#### [What you are asked to do]
Turn the lines of the data below into a numbered list, leaving out any blank lines. Begin at the line that contains "data-point-outlier bbox=[757, 245, 764, 252]" and stop after the line that contains "data-point bbox=[73, 403, 80, 411]".

#### [Data section]
____________

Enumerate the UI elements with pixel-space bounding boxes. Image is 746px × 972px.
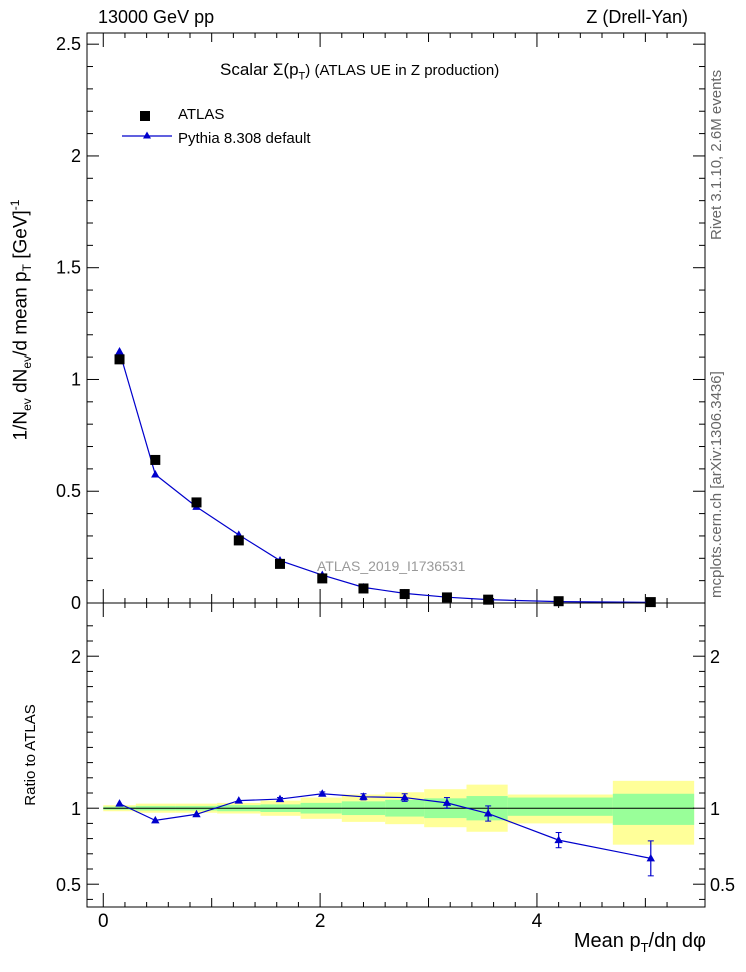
atlas-point bbox=[399, 589, 410, 600]
atlas-point bbox=[553, 596, 564, 607]
atlas-point bbox=[317, 573, 328, 584]
ratio-y-tick-label-right: 2 bbox=[710, 647, 720, 667]
atlas-point bbox=[274, 558, 285, 569]
atlas-point bbox=[150, 454, 161, 465]
pythia-point bbox=[115, 347, 124, 355]
ratio-pythia-point bbox=[359, 792, 368, 800]
analysis-watermark: ATLAS_2019_I1736531 bbox=[317, 558, 466, 574]
pythia-point bbox=[151, 469, 160, 478]
legend-atlas-label: ATLAS bbox=[178, 106, 225, 123]
pythia-line bbox=[118, 351, 651, 603]
ratio-pythia-point bbox=[646, 853, 655, 862]
ratio-y-tick-label: 1 bbox=[71, 799, 81, 819]
ratio-pythia-point bbox=[275, 794, 285, 803]
ratio-pythia-point bbox=[115, 799, 124, 807]
atlas-point bbox=[645, 597, 656, 608]
atlas-point bbox=[483, 594, 494, 605]
main-y-tick-label: 2.5 bbox=[56, 34, 81, 54]
ratio-frame bbox=[86, 602, 706, 908]
main-y-tick-label: 0 bbox=[71, 593, 81, 613]
atlas-point bbox=[191, 497, 202, 508]
mcplots-label: mcplots.cern.ch [arXiv:1306.3436] bbox=[708, 371, 725, 598]
main-y-tick-label: 0.5 bbox=[56, 481, 81, 501]
main-y-tick-label: 2 bbox=[71, 146, 81, 166]
ratio-y-tick-label-right: 0.5 bbox=[710, 875, 735, 895]
ratio-pythia-point bbox=[442, 798, 452, 806]
ratio-pythia-point bbox=[554, 835, 563, 844]
main-y-tick-label: 1 bbox=[71, 369, 81, 389]
ratio-x-tick-label: 2 bbox=[315, 911, 326, 932]
ratio-band-inner bbox=[507, 797, 613, 816]
y-axis-title: 1/Nev dNev/d mean pT [GeV]-1 bbox=[8, 199, 35, 441]
legend-pythia-label: Pythia 8.308 default bbox=[178, 130, 311, 147]
atlas-point bbox=[441, 592, 452, 603]
ratio-x-tick-label: 0 bbox=[98, 911, 109, 932]
ratio-y-tick-label: 2 bbox=[71, 647, 81, 667]
main-panel: 0 0.5 1 1.5 2 2.5 bbox=[56, 32, 706, 613]
ratio-pythia-point bbox=[483, 809, 493, 817]
atlas-point bbox=[114, 354, 125, 365]
rivet-version-label: Rivet 3.1.10, 2.6M events bbox=[708, 69, 725, 240]
x-axis-title: Mean pT/dη dφ bbox=[573, 930, 706, 955]
atlas-point bbox=[233, 535, 244, 546]
main-y-tick-label: 1.5 bbox=[56, 258, 81, 278]
ratio-y-axis-title: Ratio to ATLAS bbox=[22, 704, 39, 806]
ratio-y-tick-label-right: 1 bbox=[710, 799, 720, 819]
header-process-label: Z (Drell-Yan) bbox=[586, 7, 688, 27]
legend-pythia-marker bbox=[122, 131, 172, 139]
atlas-point bbox=[358, 583, 369, 594]
ratio-pythia-point bbox=[234, 796, 243, 804]
ratio-panel: 0 2 4 0.5 0.5 1 1 2 2 bbox=[56, 602, 735, 932]
legend-atlas-marker bbox=[140, 111, 150, 121]
chart-title: Scalar Σ(pT) (ATLAS UE in Z production) bbox=[220, 60, 500, 83]
ratio-pythia-line bbox=[119, 793, 651, 859]
ratio-y-tick-label: 0.5 bbox=[56, 875, 81, 895]
ratio-band-inner bbox=[612, 793, 695, 825]
ratio-pythia-point bbox=[400, 793, 409, 801]
ratio-pythia-point bbox=[151, 815, 160, 824]
ratio-pythia-point bbox=[318, 789, 327, 797]
ratio-x-tick-label: 4 bbox=[532, 911, 543, 932]
ratio-pythia-point bbox=[192, 809, 201, 818]
header-beam-label: 13000 GeV pp bbox=[98, 7, 215, 27]
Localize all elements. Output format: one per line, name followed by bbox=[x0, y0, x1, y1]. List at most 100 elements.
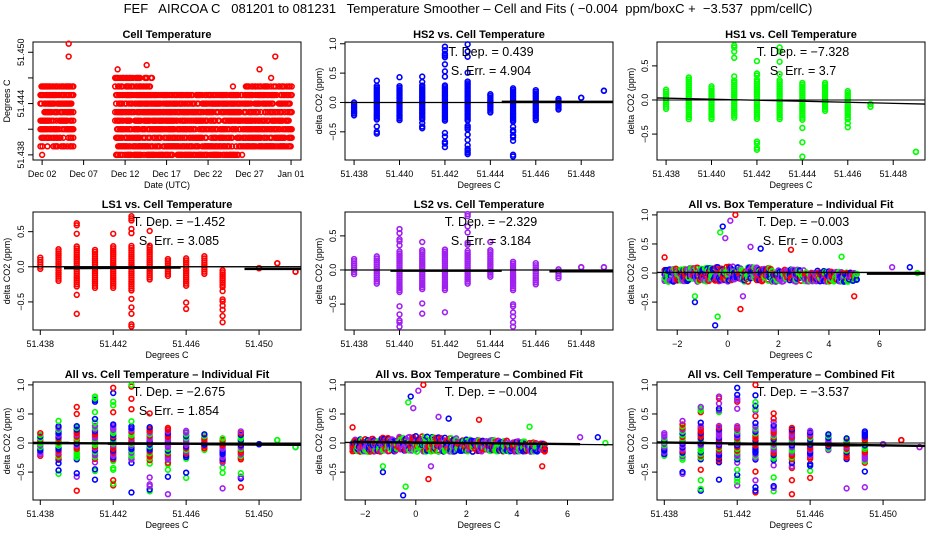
data-point-outlier bbox=[757, 245, 764, 252]
x-tick-label: 51.442 bbox=[431, 169, 459, 179]
data-point-outlier bbox=[851, 293, 858, 300]
data-point bbox=[272, 83, 279, 90]
x-tick-label: 51.438 bbox=[27, 509, 55, 519]
data-point-outlier bbox=[272, 53, 279, 60]
x-tick-label: Dec 22 bbox=[194, 169, 223, 179]
data-point bbox=[396, 74, 403, 81]
y-tick-label: 1.0 bbox=[16, 379, 26, 392]
data-point-outlier bbox=[594, 434, 602, 441]
data-point bbox=[73, 403, 80, 411]
data-point-outlier bbox=[420, 381, 427, 389]
data-point-outlier bbox=[267, 74, 275, 82]
data-point-outlier bbox=[405, 399, 412, 406]
x-tick-label: 51.440 bbox=[386, 339, 414, 349]
data-point bbox=[55, 467, 62, 474]
data-point bbox=[70, 126, 77, 133]
data-point bbox=[867, 103, 874, 110]
panel-title: HS1 vs. Cell Temperature bbox=[725, 29, 857, 41]
data-point bbox=[146, 410, 153, 417]
data-point bbox=[219, 267, 226, 274]
data-point bbox=[776, 70, 783, 78]
data-point bbox=[441, 309, 449, 316]
data-point bbox=[37, 429, 44, 437]
x-tick-label: 51.438 bbox=[340, 339, 368, 349]
data-point-outlier bbox=[407, 393, 414, 400]
data-point bbox=[731, 73, 738, 80]
data-point bbox=[788, 477, 796, 484]
y-axis-label: delta CO2 (ppm) bbox=[626, 238, 636, 305]
data-point bbox=[64, 143, 71, 150]
data-point bbox=[164, 255, 172, 263]
x-tick-label: 51.438 bbox=[652, 169, 680, 179]
data-point bbox=[203, 134, 210, 141]
x-tick-label: 51.446 bbox=[172, 339, 200, 349]
data-point-outlier bbox=[838, 253, 845, 260]
y-tick-label: 1.0 bbox=[640, 209, 650, 222]
data-point bbox=[464, 78, 471, 85]
data-point bbox=[715, 400, 723, 407]
data-point bbox=[578, 264, 585, 271]
data-point bbox=[269, 100, 276, 107]
data-point bbox=[799, 79, 806, 87]
x-axis-label: Degrees C bbox=[769, 350, 813, 360]
data-point bbox=[464, 142, 471, 149]
fit-line bbox=[656, 97, 926, 105]
x-tick-label: 51.450 bbox=[869, 509, 897, 519]
y-axis-label: delta CO2 (ppm) bbox=[626, 68, 636, 135]
data-point-outlier bbox=[402, 483, 409, 490]
data-point bbox=[237, 470, 245, 477]
y-tick-label: 0.0 bbox=[328, 264, 338, 277]
data-points bbox=[37, 213, 299, 330]
data-point bbox=[419, 300, 426, 307]
data-point bbox=[419, 310, 426, 317]
x-axis-label: Degrees C bbox=[457, 180, 501, 190]
data-point bbox=[110, 402, 117, 409]
data-point-outlier bbox=[787, 246, 795, 253]
data-point bbox=[73, 291, 80, 299]
y-tick-label: 0.5 bbox=[640, 60, 650, 73]
x-tick-label: 51.446 bbox=[522, 339, 550, 349]
data-point-outlier bbox=[691, 298, 699, 306]
data-point bbox=[44, 143, 51, 150]
y-axis-label: delta CO2 (ppm) bbox=[314, 68, 324, 135]
data-point bbox=[578, 94, 585, 101]
data-point-outlier bbox=[113, 151, 121, 159]
data-point bbox=[441, 47, 449, 54]
data-point bbox=[128, 215, 135, 222]
data-point bbox=[752, 399, 759, 406]
data-point bbox=[373, 253, 380, 260]
data-point bbox=[128, 304, 135, 311]
data-point bbox=[110, 421, 117, 428]
panel-title: All vs. Cell Temperature – Individual Fi… bbox=[65, 369, 270, 381]
data-point-outlier bbox=[65, 40, 72, 47]
data-point bbox=[288, 83, 295, 90]
data-point bbox=[662, 86, 670, 93]
data-point bbox=[73, 470, 80, 477]
y-tick-label: 0.5 bbox=[328, 67, 338, 80]
data-point bbox=[64, 117, 71, 124]
fit-annotation: S. Err. = 0.003 bbox=[763, 234, 843, 248]
data-point bbox=[806, 474, 814, 482]
x-tick-label: 51.448 bbox=[567, 339, 595, 349]
x-tick-label: 51.442 bbox=[99, 339, 127, 349]
data-point-outlier bbox=[737, 305, 744, 313]
data-point bbox=[806, 427, 814, 435]
data-point bbox=[286, 100, 293, 107]
data-point bbox=[234, 151, 242, 159]
y-tick-label: 0.5 bbox=[640, 408, 650, 421]
data-point bbox=[91, 393, 99, 400]
y-tick-label: −0.5 bbox=[640, 293, 650, 311]
data-point bbox=[278, 108, 285, 116]
data-point bbox=[752, 484, 759, 491]
data-point bbox=[91, 466, 99, 473]
data-point bbox=[776, 44, 783, 51]
data-point bbox=[734, 482, 741, 489]
data-point bbox=[697, 419, 704, 426]
y-axis-label: delta CO2 (ppm) bbox=[314, 238, 324, 305]
y-tick-label: 0.5 bbox=[16, 225, 26, 238]
data-point bbox=[73, 422, 80, 430]
x-tick-label: 4 bbox=[826, 339, 831, 349]
data-point bbox=[68, 100, 75, 107]
panel-1: Cell Temperature Dec 02 Dec 07 Dec 12 Dec 17… bbox=[2, 29, 305, 190]
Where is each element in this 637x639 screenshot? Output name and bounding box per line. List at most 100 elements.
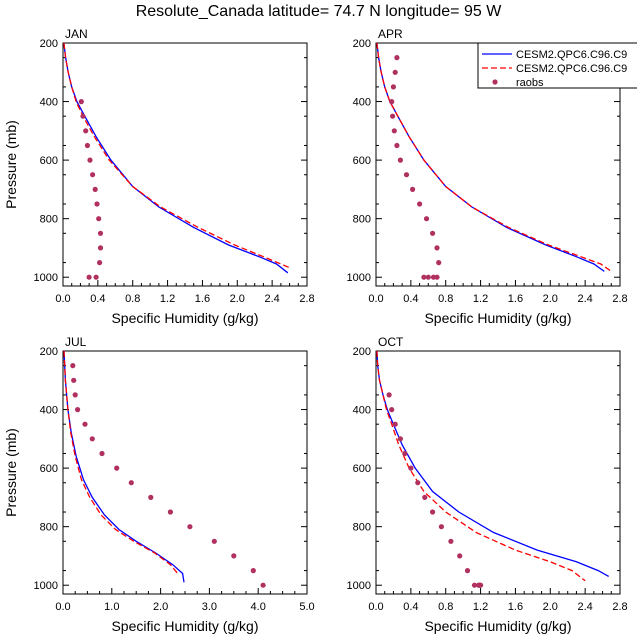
raobs-point	[90, 172, 96, 178]
raobs-point	[392, 69, 398, 75]
model-line-dashed	[376, 42, 612, 272]
y-tick-label: 200	[353, 38, 371, 50]
raobs-point	[82, 421, 88, 427]
y-axis-label: Pressure (mb)	[3, 428, 19, 517]
legend-label: raobs	[516, 77, 544, 89]
x-tick-label: 0.0	[55, 601, 70, 613]
y-tick-label: 200	[40, 38, 58, 50]
raobs-point	[457, 553, 463, 559]
x-tick-label: 2.4	[577, 601, 592, 613]
x-tick-label: 2.0	[543, 293, 558, 305]
raobs-point	[75, 407, 81, 413]
raobs-point	[99, 450, 105, 457]
y-tick-label: 1000	[347, 272, 371, 284]
x-axis-label: Specific Humidity (g/kg)	[111, 618, 258, 634]
raobs-point	[114, 465, 120, 471]
x-tick-label: 1.6	[508, 601, 523, 613]
x-tick-label: 3.0	[202, 601, 217, 613]
y-axis-label: Pressure (mb)	[3, 120, 19, 209]
y-tick-label: 400	[353, 405, 371, 417]
x-tick-label: 1.0	[104, 601, 119, 613]
raobs-point	[231, 553, 237, 559]
y-tick-label: 400	[40, 405, 58, 417]
raobs-point	[415, 480, 421, 486]
x-tick-label: 5.0	[299, 601, 314, 613]
x-tick-label: 2.4	[264, 293, 279, 305]
raobs-point	[408, 465, 414, 471]
raobs-point	[448, 538, 454, 544]
raobs-point	[211, 538, 217, 544]
model-line-solid	[63, 42, 289, 274]
y-tick-label: 600	[353, 155, 371, 167]
raobs-point	[97, 245, 104, 251]
raobs-point	[430, 230, 436, 236]
raobs-point	[397, 436, 403, 442]
raobs-point	[403, 172, 410, 178]
raobs-point	[392, 421, 398, 427]
plot-frame	[62, 350, 308, 595]
raobs-point	[96, 216, 102, 222]
raobs-point	[410, 186, 416, 192]
x-tick-label: 1.6	[195, 293, 210, 305]
x-tick-label: 2.0	[230, 293, 245, 305]
x-tick-label: 0.0	[368, 293, 383, 305]
raobs-point	[389, 99, 395, 105]
panel-label: JAN	[65, 27, 88, 41]
raobs-point	[86, 274, 92, 280]
y-tick-label: 800	[353, 214, 371, 226]
raobs-point	[421, 274, 427, 280]
raobs-point	[83, 128, 89, 134]
model-line-dashed	[376, 350, 586, 582]
raobs-point	[78, 99, 84, 105]
x-tick-label: 2.0	[153, 601, 168, 613]
raobs-point	[97, 260, 103, 266]
raobs-point	[434, 245, 440, 251]
raobs-point	[423, 216, 430, 222]
raobs-point	[402, 450, 408, 457]
raobs-point	[87, 157, 93, 163]
x-axis-label: Specific Humidity (g/kg)	[111, 310, 258, 326]
x-axis-label: Specific Humidity (g/kg)	[424, 618, 571, 634]
y-tick-label: 1000	[347, 580, 371, 592]
raobs-point	[394, 142, 400, 149]
y-tick-label: 600	[40, 155, 58, 167]
x-tick-label: 2.8	[299, 293, 314, 305]
x-tick-label: 1.2	[160, 293, 175, 305]
x-tick-label: 2.0	[543, 601, 558, 613]
raobs-point	[70, 363, 76, 369]
raobs-point	[260, 582, 266, 588]
raobs-point	[187, 524, 193, 530]
panel-label: APR	[378, 27, 403, 41]
raobs-point	[394, 55, 400, 61]
raobs-point	[97, 230, 104, 236]
raobs-point	[422, 494, 428, 500]
raobs-point	[391, 128, 397, 134]
y-tick-label: 800	[40, 214, 58, 226]
raobs-point	[94, 201, 100, 207]
raobs-point	[390, 84, 396, 90]
legend-marker-raobs	[492, 79, 498, 85]
raobs-point	[390, 113, 396, 119]
raobs-point	[167, 509, 173, 515]
y-tick-label: 600	[40, 463, 58, 475]
x-tick-label: 0.8	[438, 293, 453, 305]
legend-box	[477, 42, 637, 89]
model-line-dashed	[63, 42, 292, 269]
y-tick-label: 800	[353, 522, 371, 534]
x-tick-label: 0.8	[438, 601, 453, 613]
raobs-point	[438, 524, 444, 530]
raobs-point	[250, 568, 256, 574]
x-tick-label: 4.0	[251, 601, 266, 613]
model-line-solid	[63, 350, 185, 583]
x-tick-label: 2.4	[577, 293, 592, 305]
model-line-dashed	[63, 350, 179, 574]
x-tick-label: 1.2	[473, 601, 488, 613]
x-tick-label: 2.8	[612, 601, 627, 613]
panel-label: OCT	[378, 335, 404, 349]
x-tick-label: 0.0	[368, 601, 383, 613]
y-tick-label: 800	[40, 522, 58, 534]
raobs-point	[148, 494, 154, 500]
x-tick-label: 0.4	[403, 601, 418, 613]
x-tick-label: 0.4	[403, 293, 418, 305]
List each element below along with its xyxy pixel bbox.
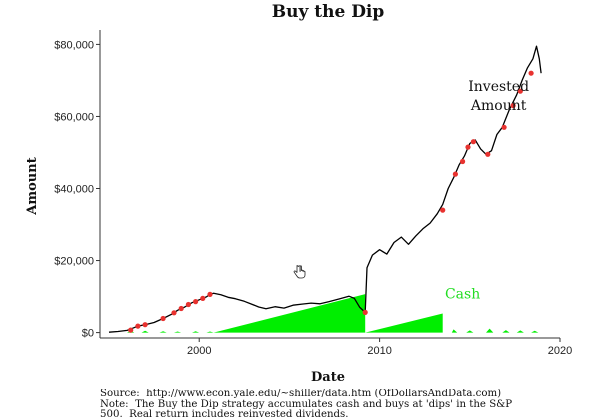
source-note: Source: http://www.econ.yale.edu/~shille… [100, 389, 580, 420]
dip-point-10 [362, 309, 368, 315]
x-axis-title: Date [311, 370, 345, 385]
plot-area [108, 45, 542, 333]
annotation-line: Invested [468, 79, 529, 95]
dip-point-1 [135, 323, 141, 329]
axes: $0 $20,000 $40,000 $60,000 $80,000 2000 2010 20… [54, 30, 572, 357]
dip-point-0 [128, 327, 134, 333]
y-tick-label-4: $80,000 [54, 39, 94, 51]
dip-point-4 [171, 310, 177, 316]
dip-point-3 [160, 315, 166, 322]
y-tick-label-0: $0 [82, 328, 94, 340]
x-tick-label-1: 2010 [367, 345, 391, 357]
chart-title: Buy the Dip [272, 2, 385, 22]
x-tick-label-0: 2000 [187, 345, 211, 357]
note-line-2: 500. Real return includes reinvested div… [100, 409, 349, 420]
annotation-line: Cash [445, 286, 480, 302]
dip-point-16 [485, 151, 491, 157]
y-axis-title: Amount [25, 157, 40, 215]
annotation-line: Amount [470, 98, 527, 114]
dip-point-11 [440, 207, 446, 213]
dip-point-7 [193, 299, 199, 305]
dip-point-15 [470, 139, 476, 145]
x-tick-label-2: 2020 [548, 345, 572, 357]
hand-pointer-icon [293, 265, 306, 279]
cash-label: Cash [445, 286, 480, 302]
dip-point-20 [528, 70, 534, 76]
dip-point-9 [207, 291, 213, 297]
source-line: Source: http://www.econ.yale.edu/~shille… [100, 389, 502, 399]
dip-point-13 [460, 158, 466, 165]
cash-area [109, 294, 542, 333]
dip-point-8 [200, 295, 206, 301]
dip-point-12 [452, 171, 458, 177]
invested-amount-label: Invested Amount [468, 79, 529, 114]
y-tick-label-3: $60,000 [54, 111, 94, 123]
note-line-1: Note: The Buy the Dip strategy accumulat… [100, 398, 513, 410]
dip-point-14 [465, 144, 471, 150]
dip-point-18 [510, 103, 516, 109]
dip-point-6 [185, 301, 191, 308]
annotations: Invested Amount Cash [445, 79, 529, 302]
dip-point-19 [517, 88, 523, 94]
y-tick-label-1: $20,000 [54, 256, 94, 268]
y-tick-label-2: $40,000 [54, 184, 94, 196]
dip-point-17 [501, 124, 507, 130]
dip-point-2 [142, 322, 148, 328]
dip-point-5 [178, 305, 184, 312]
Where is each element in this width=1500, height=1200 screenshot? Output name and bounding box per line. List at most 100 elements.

____________

#### [Expected output]
1. data-point-outlier bbox=[757, 245, 764, 252]
2. x-tick-label: 51.442 bbox=[431, 169, 459, 179]
3. data-point-outlier bbox=[851, 293, 858, 300]
4. data-point bbox=[272, 83, 279, 90]
5. x-tick-label: 51.438 bbox=[27, 509, 55, 519]
6. data-point-outlier bbox=[272, 53, 279, 60]
7. x-tick-label: Dec 22 bbox=[194, 169, 223, 179]
8. data-point bbox=[396, 74, 403, 81]
9. y-tick-label: 1.0 bbox=[16, 379, 26, 392]
10. data-point-outlier bbox=[594, 434, 602, 441]
11. data-point bbox=[73, 403, 80, 411]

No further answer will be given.